** DATA TO PROCESS **
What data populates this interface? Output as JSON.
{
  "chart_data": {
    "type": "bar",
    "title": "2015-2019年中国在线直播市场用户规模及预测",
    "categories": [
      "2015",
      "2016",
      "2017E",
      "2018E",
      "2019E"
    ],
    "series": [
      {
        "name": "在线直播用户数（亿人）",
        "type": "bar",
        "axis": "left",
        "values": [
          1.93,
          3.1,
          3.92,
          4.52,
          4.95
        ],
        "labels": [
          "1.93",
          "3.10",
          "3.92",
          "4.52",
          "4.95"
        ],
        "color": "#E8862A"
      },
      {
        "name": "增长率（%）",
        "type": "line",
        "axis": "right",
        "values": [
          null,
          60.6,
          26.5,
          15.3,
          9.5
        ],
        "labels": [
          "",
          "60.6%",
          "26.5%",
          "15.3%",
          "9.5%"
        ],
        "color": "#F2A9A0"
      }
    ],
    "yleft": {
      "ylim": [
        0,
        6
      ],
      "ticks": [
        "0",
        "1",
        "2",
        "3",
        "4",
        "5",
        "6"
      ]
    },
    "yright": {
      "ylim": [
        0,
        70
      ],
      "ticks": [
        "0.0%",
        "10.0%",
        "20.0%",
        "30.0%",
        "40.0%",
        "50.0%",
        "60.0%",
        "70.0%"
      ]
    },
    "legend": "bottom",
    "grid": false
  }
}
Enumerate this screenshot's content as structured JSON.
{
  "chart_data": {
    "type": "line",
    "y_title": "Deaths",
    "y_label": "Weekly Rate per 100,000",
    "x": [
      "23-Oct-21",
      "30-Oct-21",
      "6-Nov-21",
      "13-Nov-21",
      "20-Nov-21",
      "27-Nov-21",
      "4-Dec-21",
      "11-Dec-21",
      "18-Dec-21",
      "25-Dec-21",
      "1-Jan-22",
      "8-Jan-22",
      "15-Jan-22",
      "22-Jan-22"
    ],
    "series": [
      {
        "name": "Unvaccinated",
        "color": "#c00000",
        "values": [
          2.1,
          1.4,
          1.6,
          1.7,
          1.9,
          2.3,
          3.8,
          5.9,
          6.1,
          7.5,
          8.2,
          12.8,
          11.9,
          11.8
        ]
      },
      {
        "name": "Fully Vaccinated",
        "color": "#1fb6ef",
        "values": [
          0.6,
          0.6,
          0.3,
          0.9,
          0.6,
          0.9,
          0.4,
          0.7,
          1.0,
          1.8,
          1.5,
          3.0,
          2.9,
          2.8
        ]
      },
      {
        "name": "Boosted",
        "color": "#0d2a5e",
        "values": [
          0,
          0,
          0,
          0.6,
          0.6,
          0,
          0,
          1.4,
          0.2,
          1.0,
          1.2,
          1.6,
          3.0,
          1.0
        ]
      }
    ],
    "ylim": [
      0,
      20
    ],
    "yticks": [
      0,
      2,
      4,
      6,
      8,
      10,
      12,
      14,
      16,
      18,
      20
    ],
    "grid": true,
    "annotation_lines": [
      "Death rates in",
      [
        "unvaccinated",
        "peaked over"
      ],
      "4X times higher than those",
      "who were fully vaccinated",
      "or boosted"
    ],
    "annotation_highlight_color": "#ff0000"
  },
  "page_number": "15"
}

** WRITTEN REQUEST **
How many of the lines above include the string "type"? Answer with the number only.

** RESULT OF THIS EXERCISE **
4